§ Records to process:
════════
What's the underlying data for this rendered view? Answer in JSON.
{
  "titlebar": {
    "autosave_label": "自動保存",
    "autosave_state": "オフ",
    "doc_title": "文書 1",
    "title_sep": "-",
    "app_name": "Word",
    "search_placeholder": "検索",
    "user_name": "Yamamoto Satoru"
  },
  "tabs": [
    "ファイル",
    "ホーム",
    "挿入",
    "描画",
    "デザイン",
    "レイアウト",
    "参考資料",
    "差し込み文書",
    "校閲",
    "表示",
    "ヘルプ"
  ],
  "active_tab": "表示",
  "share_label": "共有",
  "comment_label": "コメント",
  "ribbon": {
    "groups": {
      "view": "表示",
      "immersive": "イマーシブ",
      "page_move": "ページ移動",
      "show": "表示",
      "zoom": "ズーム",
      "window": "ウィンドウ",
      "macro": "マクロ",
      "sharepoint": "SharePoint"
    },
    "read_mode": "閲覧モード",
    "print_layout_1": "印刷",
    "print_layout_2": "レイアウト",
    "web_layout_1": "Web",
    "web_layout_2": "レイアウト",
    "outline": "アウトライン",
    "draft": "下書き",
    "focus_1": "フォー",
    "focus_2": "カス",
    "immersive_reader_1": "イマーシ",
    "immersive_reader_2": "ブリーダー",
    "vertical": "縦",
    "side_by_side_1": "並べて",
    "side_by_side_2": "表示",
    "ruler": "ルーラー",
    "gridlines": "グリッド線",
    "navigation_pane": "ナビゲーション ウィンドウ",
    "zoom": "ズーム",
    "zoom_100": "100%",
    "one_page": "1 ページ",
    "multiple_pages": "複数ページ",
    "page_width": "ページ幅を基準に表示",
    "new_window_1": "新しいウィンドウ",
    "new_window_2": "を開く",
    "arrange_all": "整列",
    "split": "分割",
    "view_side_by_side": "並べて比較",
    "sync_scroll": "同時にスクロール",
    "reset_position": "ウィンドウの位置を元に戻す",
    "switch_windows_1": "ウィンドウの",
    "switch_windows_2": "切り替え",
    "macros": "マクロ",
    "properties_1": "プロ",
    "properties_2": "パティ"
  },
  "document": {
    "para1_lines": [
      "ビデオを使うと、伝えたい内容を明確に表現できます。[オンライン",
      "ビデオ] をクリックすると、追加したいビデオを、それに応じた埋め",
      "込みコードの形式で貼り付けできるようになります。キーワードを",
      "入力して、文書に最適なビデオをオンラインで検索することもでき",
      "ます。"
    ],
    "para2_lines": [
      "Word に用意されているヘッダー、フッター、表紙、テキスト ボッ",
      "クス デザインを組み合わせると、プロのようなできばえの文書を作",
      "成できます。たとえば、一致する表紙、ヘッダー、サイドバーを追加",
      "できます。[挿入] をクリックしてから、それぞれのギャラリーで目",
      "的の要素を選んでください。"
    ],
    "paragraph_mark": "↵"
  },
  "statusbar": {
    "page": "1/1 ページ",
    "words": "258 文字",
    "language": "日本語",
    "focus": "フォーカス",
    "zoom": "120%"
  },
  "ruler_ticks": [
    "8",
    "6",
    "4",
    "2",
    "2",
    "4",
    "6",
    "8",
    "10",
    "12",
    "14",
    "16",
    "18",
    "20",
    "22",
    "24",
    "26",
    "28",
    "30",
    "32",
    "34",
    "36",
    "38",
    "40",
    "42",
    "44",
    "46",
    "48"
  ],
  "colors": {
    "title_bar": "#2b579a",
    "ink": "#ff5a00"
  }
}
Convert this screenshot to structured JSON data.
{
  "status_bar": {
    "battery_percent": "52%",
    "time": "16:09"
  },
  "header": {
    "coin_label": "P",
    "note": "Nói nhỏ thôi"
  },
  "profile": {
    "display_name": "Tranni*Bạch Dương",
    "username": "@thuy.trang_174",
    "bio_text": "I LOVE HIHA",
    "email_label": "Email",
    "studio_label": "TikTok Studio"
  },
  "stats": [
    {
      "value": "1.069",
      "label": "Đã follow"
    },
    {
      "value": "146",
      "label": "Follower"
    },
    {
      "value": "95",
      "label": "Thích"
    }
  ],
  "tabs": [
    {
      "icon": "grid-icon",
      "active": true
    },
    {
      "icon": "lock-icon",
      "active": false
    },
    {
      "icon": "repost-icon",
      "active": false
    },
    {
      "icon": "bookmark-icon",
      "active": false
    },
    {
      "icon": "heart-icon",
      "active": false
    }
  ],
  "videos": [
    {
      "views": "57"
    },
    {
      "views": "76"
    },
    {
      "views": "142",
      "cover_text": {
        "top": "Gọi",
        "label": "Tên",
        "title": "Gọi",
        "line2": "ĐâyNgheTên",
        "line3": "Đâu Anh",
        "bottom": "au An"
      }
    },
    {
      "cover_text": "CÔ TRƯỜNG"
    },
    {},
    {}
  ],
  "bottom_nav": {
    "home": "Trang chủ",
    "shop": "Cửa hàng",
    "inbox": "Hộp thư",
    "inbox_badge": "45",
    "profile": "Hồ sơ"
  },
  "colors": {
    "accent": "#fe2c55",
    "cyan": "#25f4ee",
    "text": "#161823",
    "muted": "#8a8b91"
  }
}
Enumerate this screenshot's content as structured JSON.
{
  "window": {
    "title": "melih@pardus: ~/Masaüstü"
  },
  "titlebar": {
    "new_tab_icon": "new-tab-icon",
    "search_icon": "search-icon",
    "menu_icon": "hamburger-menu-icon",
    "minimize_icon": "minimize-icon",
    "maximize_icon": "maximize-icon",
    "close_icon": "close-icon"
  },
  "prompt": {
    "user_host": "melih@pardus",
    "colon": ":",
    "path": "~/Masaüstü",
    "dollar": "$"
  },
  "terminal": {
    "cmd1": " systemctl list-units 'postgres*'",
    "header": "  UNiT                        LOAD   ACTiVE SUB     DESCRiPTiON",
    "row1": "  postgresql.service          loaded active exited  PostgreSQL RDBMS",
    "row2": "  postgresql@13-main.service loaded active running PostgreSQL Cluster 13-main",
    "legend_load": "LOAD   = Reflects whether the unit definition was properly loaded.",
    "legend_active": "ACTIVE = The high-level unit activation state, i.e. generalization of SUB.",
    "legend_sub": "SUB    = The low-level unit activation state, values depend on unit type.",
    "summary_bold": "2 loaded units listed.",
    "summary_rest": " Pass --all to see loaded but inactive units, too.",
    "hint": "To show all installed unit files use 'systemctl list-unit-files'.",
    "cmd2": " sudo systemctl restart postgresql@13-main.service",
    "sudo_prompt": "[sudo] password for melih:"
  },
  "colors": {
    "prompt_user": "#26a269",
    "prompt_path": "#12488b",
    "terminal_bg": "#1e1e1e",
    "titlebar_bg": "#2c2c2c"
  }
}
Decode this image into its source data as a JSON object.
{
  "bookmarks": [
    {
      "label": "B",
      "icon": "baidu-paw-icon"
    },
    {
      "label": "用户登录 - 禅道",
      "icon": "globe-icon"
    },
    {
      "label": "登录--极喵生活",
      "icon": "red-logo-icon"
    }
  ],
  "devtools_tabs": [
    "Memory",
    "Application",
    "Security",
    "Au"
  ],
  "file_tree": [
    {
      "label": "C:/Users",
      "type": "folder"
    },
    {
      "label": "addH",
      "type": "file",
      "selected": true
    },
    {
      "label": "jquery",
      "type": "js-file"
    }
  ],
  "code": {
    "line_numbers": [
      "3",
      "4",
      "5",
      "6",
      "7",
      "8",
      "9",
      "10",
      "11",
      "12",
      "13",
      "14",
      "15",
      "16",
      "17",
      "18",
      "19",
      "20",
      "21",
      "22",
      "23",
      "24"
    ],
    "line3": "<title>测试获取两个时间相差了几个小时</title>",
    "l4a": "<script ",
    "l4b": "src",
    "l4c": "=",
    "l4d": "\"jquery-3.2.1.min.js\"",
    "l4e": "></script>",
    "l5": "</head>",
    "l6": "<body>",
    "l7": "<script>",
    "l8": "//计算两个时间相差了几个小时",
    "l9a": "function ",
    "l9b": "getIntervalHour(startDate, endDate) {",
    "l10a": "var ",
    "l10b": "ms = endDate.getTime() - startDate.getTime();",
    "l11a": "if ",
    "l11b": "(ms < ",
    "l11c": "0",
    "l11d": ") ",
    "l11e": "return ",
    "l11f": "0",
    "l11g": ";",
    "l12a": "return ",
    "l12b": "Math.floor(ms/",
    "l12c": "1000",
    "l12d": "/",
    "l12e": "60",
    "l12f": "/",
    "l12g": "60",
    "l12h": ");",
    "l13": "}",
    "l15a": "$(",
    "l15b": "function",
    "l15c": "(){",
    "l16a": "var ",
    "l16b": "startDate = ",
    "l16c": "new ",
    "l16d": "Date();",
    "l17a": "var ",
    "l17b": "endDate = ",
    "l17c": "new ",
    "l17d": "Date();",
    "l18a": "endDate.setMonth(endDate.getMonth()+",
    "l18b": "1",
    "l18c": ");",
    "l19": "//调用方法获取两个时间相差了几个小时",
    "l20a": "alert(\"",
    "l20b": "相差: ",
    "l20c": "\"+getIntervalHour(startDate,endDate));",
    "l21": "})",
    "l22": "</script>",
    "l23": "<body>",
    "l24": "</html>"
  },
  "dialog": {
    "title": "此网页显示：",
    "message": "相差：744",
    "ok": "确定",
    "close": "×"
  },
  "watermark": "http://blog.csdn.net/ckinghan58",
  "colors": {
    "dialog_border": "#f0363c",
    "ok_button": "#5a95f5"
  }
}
════════
§ Exercise details: Copy every line that contains the string "level".

§ Exercise solution:
    "legend_active": "ACTIVE = The high-level unit activation state, i.e. generalization of SUB.",
    "legend_sub": "SUB    = The low-level unit activation state, values depend on unit type.",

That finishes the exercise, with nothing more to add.